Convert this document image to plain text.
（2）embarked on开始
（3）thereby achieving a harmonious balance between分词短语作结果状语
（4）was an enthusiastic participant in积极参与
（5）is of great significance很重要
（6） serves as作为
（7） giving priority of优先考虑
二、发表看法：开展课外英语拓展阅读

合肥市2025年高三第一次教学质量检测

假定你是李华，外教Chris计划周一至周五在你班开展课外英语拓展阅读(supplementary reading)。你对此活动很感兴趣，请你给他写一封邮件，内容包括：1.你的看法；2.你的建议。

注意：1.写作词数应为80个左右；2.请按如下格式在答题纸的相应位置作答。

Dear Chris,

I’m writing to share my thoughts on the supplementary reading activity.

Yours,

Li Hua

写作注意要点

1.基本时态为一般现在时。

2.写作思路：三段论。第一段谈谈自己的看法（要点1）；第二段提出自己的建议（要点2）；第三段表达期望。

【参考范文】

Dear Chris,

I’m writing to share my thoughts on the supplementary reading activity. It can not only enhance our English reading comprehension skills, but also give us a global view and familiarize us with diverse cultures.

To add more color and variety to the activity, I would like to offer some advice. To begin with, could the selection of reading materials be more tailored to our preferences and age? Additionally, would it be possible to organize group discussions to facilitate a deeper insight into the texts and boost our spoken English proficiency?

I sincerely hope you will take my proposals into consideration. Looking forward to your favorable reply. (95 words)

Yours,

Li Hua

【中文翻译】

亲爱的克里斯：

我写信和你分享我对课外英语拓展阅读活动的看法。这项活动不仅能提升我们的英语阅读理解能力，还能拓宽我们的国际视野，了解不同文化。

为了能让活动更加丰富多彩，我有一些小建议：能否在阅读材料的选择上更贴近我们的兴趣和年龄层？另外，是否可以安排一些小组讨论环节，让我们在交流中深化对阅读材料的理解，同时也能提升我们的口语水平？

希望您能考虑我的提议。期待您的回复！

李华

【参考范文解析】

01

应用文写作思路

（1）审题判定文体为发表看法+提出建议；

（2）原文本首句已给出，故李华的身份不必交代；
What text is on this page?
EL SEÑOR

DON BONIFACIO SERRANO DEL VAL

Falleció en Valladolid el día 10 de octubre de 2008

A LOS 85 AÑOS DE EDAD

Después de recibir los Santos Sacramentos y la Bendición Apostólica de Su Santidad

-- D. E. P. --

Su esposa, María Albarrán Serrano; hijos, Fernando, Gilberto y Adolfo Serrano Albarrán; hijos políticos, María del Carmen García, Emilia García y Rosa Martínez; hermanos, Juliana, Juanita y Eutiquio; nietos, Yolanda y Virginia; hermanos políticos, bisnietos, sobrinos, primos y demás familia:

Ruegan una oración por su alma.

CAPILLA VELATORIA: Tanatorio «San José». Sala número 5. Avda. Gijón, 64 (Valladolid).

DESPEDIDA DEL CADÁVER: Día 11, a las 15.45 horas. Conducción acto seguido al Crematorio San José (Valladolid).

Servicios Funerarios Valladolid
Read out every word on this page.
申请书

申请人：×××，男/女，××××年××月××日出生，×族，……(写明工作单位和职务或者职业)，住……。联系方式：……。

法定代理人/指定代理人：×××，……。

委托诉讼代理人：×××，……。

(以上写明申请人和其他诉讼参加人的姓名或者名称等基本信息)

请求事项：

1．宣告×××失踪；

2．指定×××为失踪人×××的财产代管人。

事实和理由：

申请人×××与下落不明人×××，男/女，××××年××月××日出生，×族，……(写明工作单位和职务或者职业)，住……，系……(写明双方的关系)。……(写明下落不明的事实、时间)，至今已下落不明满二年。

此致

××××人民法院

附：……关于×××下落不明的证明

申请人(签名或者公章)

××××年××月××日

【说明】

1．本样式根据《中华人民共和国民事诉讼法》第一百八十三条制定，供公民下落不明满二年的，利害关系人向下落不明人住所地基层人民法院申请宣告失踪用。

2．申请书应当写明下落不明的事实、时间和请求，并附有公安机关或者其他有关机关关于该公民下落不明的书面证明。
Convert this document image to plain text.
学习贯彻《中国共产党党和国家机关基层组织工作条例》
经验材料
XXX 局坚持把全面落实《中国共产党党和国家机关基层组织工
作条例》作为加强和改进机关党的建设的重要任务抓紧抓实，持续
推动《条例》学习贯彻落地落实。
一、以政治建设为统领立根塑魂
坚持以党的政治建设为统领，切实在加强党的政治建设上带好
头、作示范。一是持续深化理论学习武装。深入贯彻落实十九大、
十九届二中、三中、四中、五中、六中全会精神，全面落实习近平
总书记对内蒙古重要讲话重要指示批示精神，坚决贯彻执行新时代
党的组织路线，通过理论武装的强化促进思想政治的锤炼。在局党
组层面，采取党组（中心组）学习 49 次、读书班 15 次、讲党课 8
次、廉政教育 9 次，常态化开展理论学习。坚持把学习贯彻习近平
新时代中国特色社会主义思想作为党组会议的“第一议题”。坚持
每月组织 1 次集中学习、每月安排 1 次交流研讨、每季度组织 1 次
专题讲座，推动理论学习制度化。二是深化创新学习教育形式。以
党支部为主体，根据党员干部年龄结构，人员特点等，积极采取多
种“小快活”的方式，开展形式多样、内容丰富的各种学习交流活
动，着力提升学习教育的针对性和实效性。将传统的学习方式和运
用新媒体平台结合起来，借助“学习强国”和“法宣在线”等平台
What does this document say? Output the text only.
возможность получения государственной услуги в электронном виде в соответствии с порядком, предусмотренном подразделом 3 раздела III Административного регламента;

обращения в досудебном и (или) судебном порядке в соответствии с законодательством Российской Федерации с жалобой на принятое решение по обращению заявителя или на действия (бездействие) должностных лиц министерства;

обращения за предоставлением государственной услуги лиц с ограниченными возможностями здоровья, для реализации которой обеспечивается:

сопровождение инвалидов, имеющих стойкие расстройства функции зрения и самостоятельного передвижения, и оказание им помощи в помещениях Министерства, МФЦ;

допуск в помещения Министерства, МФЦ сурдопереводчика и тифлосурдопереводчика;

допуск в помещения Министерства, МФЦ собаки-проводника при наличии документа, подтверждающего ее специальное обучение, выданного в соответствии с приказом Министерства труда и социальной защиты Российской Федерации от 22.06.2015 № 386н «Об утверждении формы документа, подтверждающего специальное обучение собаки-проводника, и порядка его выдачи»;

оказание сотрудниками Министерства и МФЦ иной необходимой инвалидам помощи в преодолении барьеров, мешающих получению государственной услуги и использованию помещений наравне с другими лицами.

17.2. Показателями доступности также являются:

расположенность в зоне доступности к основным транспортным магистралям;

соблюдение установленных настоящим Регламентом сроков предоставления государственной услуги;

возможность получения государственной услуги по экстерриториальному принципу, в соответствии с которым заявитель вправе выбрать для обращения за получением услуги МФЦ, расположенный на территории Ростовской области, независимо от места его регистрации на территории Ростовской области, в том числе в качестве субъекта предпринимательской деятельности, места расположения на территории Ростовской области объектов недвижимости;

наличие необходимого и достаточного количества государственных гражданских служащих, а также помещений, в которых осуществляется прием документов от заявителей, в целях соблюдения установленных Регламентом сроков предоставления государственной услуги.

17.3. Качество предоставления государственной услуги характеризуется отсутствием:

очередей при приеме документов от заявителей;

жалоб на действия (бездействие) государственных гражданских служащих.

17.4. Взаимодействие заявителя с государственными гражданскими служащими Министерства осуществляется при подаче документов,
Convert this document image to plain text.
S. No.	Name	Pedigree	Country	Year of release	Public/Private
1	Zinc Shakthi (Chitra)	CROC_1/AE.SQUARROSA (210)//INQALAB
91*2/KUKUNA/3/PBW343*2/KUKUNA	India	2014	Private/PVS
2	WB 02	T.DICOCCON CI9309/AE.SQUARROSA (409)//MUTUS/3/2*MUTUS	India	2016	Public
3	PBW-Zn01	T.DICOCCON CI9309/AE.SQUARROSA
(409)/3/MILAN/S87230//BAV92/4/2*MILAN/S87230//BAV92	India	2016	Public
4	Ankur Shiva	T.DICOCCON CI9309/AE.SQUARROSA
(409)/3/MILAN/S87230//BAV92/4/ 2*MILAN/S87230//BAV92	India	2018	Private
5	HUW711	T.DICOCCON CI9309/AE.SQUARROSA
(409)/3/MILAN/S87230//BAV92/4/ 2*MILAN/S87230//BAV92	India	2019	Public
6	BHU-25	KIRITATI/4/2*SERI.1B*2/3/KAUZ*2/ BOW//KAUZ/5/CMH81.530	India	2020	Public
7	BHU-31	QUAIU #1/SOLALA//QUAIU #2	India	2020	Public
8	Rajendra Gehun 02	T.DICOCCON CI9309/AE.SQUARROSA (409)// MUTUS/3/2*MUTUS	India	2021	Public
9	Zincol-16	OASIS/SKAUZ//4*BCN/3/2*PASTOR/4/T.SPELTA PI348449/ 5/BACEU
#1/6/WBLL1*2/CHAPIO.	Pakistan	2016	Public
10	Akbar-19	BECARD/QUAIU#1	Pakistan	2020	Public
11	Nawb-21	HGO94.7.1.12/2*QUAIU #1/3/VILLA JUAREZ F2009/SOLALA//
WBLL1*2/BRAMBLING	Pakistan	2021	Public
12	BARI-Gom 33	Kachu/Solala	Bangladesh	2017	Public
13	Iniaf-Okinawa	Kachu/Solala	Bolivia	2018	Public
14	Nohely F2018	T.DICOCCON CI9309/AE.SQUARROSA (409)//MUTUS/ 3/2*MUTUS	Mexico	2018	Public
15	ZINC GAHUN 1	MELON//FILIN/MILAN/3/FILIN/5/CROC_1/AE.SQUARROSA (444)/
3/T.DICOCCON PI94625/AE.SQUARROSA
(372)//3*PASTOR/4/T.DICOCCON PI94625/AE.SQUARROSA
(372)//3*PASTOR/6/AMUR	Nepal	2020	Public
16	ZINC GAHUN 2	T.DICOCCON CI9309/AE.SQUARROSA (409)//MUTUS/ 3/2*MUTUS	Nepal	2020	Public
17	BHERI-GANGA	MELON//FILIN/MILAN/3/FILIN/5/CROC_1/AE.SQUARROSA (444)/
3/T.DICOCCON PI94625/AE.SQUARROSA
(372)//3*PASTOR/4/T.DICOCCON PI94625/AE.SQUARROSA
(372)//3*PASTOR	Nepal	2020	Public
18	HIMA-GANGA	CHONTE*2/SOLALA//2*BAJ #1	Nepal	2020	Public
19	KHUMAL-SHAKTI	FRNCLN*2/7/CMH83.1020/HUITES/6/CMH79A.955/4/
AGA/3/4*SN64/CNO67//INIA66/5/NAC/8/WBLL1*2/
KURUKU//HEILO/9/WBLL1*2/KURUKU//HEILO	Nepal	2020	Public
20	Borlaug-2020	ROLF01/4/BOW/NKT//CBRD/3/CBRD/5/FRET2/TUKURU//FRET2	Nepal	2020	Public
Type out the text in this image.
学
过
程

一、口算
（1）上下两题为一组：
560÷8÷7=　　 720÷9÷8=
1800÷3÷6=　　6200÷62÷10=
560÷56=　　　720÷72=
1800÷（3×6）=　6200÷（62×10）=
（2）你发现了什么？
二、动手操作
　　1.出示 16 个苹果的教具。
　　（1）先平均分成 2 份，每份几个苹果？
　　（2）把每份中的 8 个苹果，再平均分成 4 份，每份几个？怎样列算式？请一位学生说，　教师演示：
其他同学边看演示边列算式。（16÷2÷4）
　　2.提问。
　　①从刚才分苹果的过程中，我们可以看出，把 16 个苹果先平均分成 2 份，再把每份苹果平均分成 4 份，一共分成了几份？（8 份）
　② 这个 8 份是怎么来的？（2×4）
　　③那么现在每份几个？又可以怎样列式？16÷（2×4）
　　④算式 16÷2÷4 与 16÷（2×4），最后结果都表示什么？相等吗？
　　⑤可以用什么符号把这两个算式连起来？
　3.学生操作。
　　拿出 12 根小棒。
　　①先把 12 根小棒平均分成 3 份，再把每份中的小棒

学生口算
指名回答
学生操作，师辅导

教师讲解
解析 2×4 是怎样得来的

THE EXERCISE: Pick out the lines that have the word "into". Copy them all.

IN RESPONSE:
To add more color and variety to the activity, I would like to offer some advice. To begin with, could the selection of reading materials be more tailored to our preferences and age? Additionally, would it be possible to organize group discussions to facilitate a deeper insight into the texts and boost our spoken English proficiency?
I sincerely hope you will take my proposals into consideration. Looking forward to your favorable reply. (95 words)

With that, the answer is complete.